In the material below, reproduce verbatim every line starting at the line containing "melanosome-dot bbox=[320, 65, 324, 69]" and ending at the line containing "dorsal-group-bar bbox=[259, 323, 353, 333]", including both of those lines.

** Start of Input data **

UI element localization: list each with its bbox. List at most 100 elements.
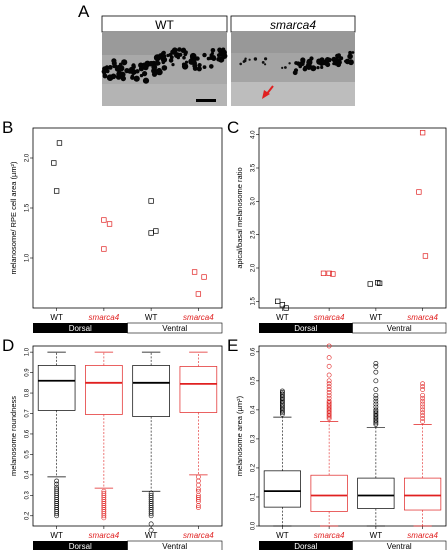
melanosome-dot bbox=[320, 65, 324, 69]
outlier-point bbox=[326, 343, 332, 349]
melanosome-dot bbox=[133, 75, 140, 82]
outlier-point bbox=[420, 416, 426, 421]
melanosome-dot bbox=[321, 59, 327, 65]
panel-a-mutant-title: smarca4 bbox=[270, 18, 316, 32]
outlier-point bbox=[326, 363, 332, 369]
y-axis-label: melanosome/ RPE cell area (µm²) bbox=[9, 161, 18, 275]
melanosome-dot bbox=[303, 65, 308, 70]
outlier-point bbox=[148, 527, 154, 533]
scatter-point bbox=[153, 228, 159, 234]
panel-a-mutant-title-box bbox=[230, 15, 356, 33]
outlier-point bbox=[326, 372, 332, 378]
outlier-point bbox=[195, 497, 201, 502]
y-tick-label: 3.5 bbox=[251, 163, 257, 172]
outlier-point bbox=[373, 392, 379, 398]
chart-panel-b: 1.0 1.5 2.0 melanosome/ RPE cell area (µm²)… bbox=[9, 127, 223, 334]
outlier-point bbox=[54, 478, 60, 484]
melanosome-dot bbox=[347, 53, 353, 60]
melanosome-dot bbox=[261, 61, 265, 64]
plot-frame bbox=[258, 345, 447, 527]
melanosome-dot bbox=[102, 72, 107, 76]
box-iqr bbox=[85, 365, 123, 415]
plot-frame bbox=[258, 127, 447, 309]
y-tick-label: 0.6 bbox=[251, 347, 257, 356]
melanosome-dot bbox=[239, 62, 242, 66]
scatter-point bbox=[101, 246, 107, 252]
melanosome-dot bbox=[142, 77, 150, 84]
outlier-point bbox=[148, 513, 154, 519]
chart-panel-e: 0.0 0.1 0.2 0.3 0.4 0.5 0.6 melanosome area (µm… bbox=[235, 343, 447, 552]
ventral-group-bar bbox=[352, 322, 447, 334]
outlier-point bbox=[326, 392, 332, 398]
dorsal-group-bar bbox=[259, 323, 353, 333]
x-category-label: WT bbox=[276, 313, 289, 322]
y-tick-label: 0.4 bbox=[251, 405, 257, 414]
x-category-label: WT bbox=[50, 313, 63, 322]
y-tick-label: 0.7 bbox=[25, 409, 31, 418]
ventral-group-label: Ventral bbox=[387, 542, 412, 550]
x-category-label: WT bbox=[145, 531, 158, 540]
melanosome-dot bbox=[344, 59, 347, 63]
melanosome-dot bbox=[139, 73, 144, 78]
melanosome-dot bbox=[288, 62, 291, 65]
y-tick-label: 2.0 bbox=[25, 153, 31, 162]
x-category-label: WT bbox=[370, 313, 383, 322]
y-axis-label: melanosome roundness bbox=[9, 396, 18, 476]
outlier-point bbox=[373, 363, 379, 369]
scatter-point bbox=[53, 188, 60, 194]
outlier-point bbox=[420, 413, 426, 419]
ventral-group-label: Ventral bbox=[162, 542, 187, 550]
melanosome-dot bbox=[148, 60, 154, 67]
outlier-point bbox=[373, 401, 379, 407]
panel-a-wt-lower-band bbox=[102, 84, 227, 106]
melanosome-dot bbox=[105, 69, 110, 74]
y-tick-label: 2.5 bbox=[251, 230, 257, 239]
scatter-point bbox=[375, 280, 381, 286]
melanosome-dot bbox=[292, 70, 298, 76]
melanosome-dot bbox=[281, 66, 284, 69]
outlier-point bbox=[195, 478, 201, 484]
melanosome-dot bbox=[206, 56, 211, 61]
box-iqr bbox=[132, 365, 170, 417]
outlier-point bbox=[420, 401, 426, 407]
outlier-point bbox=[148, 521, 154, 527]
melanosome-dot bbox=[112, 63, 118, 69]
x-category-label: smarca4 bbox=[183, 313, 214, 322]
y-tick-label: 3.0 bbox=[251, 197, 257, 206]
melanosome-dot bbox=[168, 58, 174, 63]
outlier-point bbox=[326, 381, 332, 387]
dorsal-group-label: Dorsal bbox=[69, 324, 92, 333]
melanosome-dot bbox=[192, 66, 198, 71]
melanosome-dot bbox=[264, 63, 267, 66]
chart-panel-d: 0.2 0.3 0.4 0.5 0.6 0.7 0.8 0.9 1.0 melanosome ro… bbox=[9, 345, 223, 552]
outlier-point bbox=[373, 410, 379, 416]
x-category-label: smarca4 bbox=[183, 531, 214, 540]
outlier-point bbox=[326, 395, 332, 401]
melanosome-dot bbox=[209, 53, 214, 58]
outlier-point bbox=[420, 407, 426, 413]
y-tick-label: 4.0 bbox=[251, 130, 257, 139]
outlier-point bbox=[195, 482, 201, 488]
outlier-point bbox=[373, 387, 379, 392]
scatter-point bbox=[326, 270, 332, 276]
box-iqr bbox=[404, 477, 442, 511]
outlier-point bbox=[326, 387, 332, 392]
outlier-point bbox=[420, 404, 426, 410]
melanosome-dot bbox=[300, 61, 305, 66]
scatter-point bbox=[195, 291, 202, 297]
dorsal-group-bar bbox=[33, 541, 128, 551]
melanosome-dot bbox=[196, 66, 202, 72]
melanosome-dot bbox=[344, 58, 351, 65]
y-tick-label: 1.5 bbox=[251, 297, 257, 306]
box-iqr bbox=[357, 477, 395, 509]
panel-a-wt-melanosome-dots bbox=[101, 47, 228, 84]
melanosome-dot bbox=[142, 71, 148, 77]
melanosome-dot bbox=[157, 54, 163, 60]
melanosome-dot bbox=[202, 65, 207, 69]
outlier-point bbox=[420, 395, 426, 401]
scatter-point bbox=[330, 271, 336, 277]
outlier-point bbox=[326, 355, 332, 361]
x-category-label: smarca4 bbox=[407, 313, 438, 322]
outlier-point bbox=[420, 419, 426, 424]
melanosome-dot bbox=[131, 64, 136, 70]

** End of Input data **
** Start of Input data **

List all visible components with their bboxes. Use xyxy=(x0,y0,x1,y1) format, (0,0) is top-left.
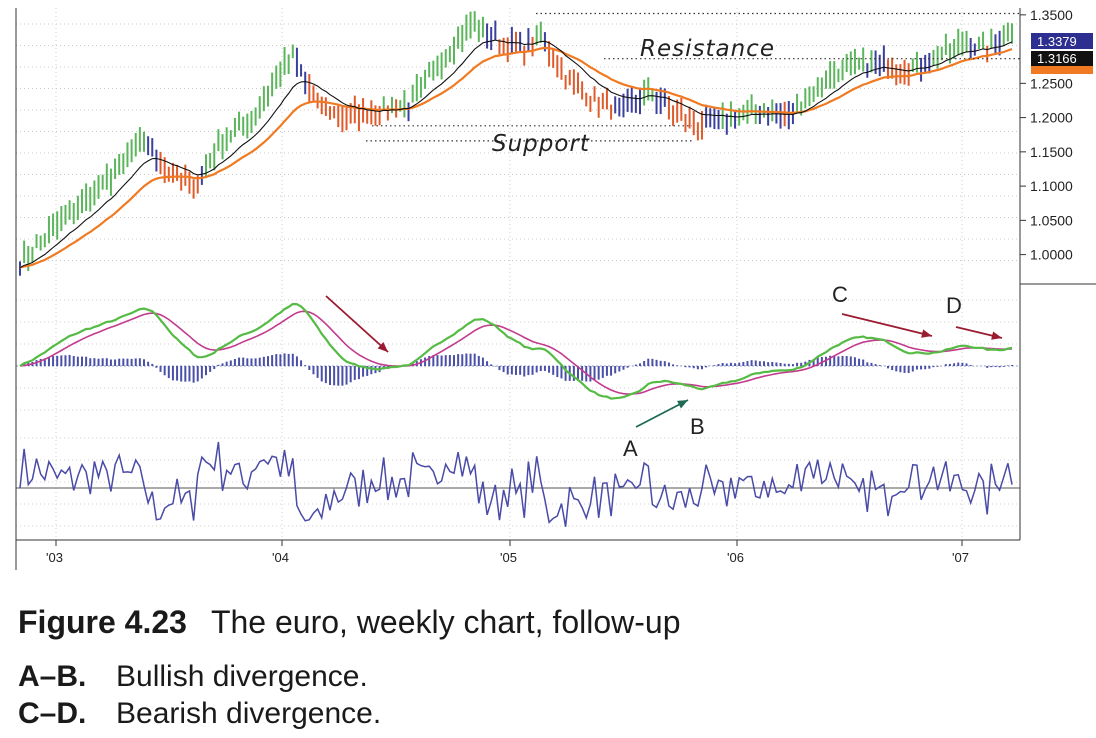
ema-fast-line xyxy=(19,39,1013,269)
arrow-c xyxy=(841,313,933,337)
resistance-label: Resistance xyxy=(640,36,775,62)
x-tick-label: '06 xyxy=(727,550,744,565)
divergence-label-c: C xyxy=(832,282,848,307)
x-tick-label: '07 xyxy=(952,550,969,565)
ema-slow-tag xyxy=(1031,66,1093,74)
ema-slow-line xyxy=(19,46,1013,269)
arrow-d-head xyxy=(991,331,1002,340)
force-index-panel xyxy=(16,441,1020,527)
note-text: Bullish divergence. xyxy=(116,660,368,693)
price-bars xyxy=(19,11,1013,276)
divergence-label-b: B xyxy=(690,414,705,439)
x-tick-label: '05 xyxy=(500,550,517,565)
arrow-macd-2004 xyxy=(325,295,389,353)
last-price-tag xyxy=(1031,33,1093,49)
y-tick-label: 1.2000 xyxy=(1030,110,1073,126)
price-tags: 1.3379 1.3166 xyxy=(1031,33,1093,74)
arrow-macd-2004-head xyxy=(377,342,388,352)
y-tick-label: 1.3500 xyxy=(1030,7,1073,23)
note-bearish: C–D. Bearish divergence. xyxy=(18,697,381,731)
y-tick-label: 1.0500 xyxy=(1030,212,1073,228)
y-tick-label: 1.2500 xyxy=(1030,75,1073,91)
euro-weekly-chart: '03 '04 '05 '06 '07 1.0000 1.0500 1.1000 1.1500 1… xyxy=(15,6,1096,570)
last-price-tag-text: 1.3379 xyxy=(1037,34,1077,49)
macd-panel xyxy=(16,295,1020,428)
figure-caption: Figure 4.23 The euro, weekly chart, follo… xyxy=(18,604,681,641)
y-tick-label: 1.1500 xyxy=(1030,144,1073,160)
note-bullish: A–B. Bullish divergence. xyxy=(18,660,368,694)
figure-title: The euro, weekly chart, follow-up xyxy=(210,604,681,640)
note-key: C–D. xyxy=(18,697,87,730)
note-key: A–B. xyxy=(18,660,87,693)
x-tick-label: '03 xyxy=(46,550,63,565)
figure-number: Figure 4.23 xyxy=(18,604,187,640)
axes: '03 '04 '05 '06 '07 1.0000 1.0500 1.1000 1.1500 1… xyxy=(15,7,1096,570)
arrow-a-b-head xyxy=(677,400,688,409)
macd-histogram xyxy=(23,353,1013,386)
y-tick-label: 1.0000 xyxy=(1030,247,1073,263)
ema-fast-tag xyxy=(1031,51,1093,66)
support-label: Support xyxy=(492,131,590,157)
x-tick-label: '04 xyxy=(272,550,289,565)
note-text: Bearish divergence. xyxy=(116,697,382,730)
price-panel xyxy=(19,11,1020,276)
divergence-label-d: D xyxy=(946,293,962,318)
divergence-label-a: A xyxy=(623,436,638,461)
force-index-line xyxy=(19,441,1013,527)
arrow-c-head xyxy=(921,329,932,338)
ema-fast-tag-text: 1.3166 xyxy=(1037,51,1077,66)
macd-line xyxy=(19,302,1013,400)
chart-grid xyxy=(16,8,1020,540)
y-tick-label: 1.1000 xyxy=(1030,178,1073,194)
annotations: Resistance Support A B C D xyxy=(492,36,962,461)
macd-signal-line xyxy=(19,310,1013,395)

** End of Input data **

» The completed task:
melanosome-dot bbox=[320, 65, 324, 69]
outlier-point bbox=[326, 343, 332, 349]
melanosome-dot bbox=[133, 75, 140, 82]
outlier-point bbox=[420, 416, 426, 421]
melanosome-dot bbox=[321, 59, 327, 65]
panel-a-mutant-title: smarca4 bbox=[270, 18, 316, 32]
outlier-point bbox=[326, 363, 332, 369]
y-axis-label: melanosome/ RPE cell area (µm²) bbox=[9, 161, 18, 275]
melanosome-dot bbox=[303, 65, 308, 70]
outlier-point bbox=[148, 527, 154, 533]
scatter-point bbox=[153, 228, 159, 234]
panel-a-mutant-title-box bbox=[230, 15, 356, 33]
outlier-point bbox=[326, 372, 332, 378]
outlier-point bbox=[195, 497, 201, 502]
y-tick-label: 3.5 bbox=[251, 163, 257, 172]
outlier-point bbox=[373, 392, 379, 398]
chart-panel-b: 1.0 1.5 2.0 melanosome/ RPE cell area (µm²)… bbox=[9, 127, 223, 334]
outlier-point bbox=[54, 478, 60, 484]
melanosome-dot bbox=[347, 53, 353, 60]
melanosome-dot bbox=[261, 61, 265, 64]
plot-frame bbox=[258, 345, 447, 527]
melanosome-dot bbox=[102, 72, 107, 76]
box-iqr bbox=[85, 365, 123, 415]
plot-frame bbox=[258, 127, 447, 309]
y-tick-label: 0.6 bbox=[251, 347, 257, 356]
melanosome-dot bbox=[239, 62, 242, 66]
scatter-point bbox=[101, 246, 107, 252]
melanosome-dot bbox=[142, 77, 150, 84]
outlier-point bbox=[148, 513, 154, 519]
chart-panel-e: 0.0 0.1 0.2 0.3 0.4 0.5 0.6 melanosome area (µm… bbox=[235, 343, 447, 552]
ventral-group-bar bbox=[352, 322, 447, 334]
outlier-point bbox=[326, 392, 332, 398]
dorsal-group-bar bbox=[259, 323, 353, 333]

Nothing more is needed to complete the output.